Written instruction -> Return all of the data exactly as given.

Material ->
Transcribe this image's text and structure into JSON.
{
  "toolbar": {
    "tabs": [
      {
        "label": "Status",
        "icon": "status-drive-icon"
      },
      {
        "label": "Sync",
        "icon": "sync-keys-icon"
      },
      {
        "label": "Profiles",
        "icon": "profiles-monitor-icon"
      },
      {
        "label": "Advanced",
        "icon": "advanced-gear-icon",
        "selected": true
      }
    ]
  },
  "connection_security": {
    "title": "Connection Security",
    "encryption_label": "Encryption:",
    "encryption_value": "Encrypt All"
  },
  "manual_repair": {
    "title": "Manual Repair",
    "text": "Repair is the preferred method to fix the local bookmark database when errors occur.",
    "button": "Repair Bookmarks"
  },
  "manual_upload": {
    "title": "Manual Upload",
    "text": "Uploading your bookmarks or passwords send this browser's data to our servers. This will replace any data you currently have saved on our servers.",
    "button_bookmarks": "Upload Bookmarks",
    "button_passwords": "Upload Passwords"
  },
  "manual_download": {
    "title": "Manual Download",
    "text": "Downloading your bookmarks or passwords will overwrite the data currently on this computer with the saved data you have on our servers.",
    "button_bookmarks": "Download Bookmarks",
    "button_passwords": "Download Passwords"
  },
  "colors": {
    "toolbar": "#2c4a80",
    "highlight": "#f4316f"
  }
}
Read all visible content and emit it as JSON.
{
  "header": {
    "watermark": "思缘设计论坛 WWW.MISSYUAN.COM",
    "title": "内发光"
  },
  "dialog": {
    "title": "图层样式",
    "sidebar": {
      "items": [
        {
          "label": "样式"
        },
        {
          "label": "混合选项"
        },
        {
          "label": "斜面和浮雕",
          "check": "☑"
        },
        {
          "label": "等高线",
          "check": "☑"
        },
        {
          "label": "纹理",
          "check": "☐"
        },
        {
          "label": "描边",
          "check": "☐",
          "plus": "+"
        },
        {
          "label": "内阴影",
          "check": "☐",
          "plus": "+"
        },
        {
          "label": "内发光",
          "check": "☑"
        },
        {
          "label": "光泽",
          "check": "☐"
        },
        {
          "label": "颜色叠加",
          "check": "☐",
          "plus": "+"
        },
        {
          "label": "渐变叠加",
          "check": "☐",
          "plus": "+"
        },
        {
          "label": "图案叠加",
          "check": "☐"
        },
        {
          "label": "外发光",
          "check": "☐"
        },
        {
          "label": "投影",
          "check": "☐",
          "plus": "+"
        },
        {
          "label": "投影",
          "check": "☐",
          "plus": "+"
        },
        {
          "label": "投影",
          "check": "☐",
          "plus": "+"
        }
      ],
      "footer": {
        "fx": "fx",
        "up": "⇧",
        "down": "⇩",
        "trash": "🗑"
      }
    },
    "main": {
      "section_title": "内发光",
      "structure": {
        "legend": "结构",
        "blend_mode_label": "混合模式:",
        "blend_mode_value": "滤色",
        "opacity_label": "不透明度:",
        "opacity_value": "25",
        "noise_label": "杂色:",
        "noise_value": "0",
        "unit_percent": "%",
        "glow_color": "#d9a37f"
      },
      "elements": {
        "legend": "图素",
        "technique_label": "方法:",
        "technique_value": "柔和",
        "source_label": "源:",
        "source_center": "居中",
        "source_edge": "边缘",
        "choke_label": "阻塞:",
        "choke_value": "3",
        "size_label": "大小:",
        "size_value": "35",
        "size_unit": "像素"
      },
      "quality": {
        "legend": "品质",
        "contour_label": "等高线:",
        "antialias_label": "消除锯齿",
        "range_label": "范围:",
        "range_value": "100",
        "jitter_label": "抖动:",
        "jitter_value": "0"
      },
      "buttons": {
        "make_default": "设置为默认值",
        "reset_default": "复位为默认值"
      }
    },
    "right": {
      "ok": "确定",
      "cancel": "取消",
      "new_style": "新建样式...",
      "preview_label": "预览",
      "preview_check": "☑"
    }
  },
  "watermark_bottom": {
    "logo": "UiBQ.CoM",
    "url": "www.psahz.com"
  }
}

Full output ->
Transcribe this image's text and structure into JSON.
{
  "toolbar": {
    "tabs": [
      {
        "label": "Status",
        "icon": "status-drive-icon"
      },
      {
        "label": "Sync",
        "icon": "sync-keys-icon"
      },
      {
        "label": "Profiles",
        "icon": "profiles-monitor-icon"
      },
      {
        "label": "Advanced",
        "icon": "advanced-gear-icon",
        "selected": true
      }
    ]
  },
  "connection_security": {
    "title": "Connection Security",
    "encryption_label": "Encryption:",
    "encryption_value": "Encrypt All"
  },
  "manual_repair": {
    "title": "Manual Repair",
    "text": "Repair is the preferred method to fix the local bookmark database when errors occur.",
    "button": "Repair Bookmarks"
  },
  "manual_upload": {
    "title": "Manual Upload",
    "text": "Uploading your bookmarks or passwords send this browser's data to our servers. This will replace any data you currently have saved on our servers.",
    "button_bookmarks": "Upload Bookmarks",
    "button_passwords": "Upload Passwords"
  },
  "manual_download": {
    "title": "Manual Download",
    "text": "Downloading your bookmarks or passwords will overwrite the data currently on this computer with the saved data you have on our servers.",
    "button_bookmarks": "Download Bookmarks",
    "button_passwords": "Download Passwords"
  },
  "colors": {
    "toolbar": "#2c4a80",
    "highlight": "#f4316f"
  }
}
Read all visible content and emit it as JSON.
{
  "header": {
    "watermark": "思缘设计论坛 WWW.MISSYUAN.COM",
    "title": "内发光"
  },
  "dialog": {
    "title": "图层样式",
    "sidebar": {
      "items": [
        {
          "label": "样式"
        },
        {
          "label": "混合选项"
        },
        {
          "label": "斜面和浮雕",
          "check": "☑"
        },
        {
          "label": "等高线",
          "check": "☑"
        },
        {
          "label": "纹理",
          "check": "☐"
        },
        {
          "label": "描边",
          "check": "☐",
          "plus": "+"
        },
        {
          "label": "内阴影",
          "check": "☐",
          "plus": "+"
        },
        {
          "label": "内发光",
          "check": "☑"
        },
        {
          "label": "光泽",
          "check": "☐"
        },
        {
          "label": "颜色叠加",
          "check": "☐",
          "plus": "+"
        },
        {
          "label": "渐变叠加",
          "check": "☐",
          "plus": "+"
        },
        {
          "label": "图案叠加",
          "check": "☐"
        },
        {
          "label": "外发光",
          "check": "☐"
        },
        {
          "label": "投影",
          "check": "☐",
          "plus": "+"
        },
        {
          "label": "投影",
          "check": "☐",
          "plus": "+"
        },
        {
          "label": "投影",
          "check": "☐",
          "plus": "+"
        }
      ],
      "footer": {
        "fx": "fx",
        "up": "⇧",
        "down": "⇩",
        "trash": "🗑"
      }
    },
    "main": {
      "section_title": "内发光",
      "structure": {
        "legend": "结构",
        "blend_mode_label": "混合模式:",
        "blend_mode_value": "滤色",
        "opacity_label": "不透明度:",
        "opacity_value": "25",
        "noise_label": "杂色:",
        "noise_value": "0",
        "unit_percent": "%",
        "glow_color": "#d9a37f"
      },
      "elements": {
        "legend": "图素",
        "technique_label": "方法:",
        "technique_value": "柔和",
        "source_label": "源:",
        "source_center": "居中",
        "source_edge": "边缘",
        "choke_label": "阻塞:",
        "choke_value": "3",
        "size_label": "大小:",
        "size_value": "35",
        "size_unit": "像素"
      },
      "quality": {
        "legend": "品质",
        "contour_label": "等高线:",
        "antialias_label": "消除锯齿",
        "range_label": "范围:",
        "range_value": "100",
        "jitter_label": "抖动:",
        "jitter_value": "0"
      },
      "buttons": {
        "make_default": "设置为默认值",
        "reset_default": "复位为默认值"
      }
    },
    "right": {
      "ok": "确定",
      "cancel": "取消",
      "new_style": "新建样式...",
      "preview_label": "预览",
      "preview_check": "☑"
    }
  },
  "watermark_bottom": {
    "logo": "UiBQ.CoM",
    "url": "www.psahz.com"
  }
}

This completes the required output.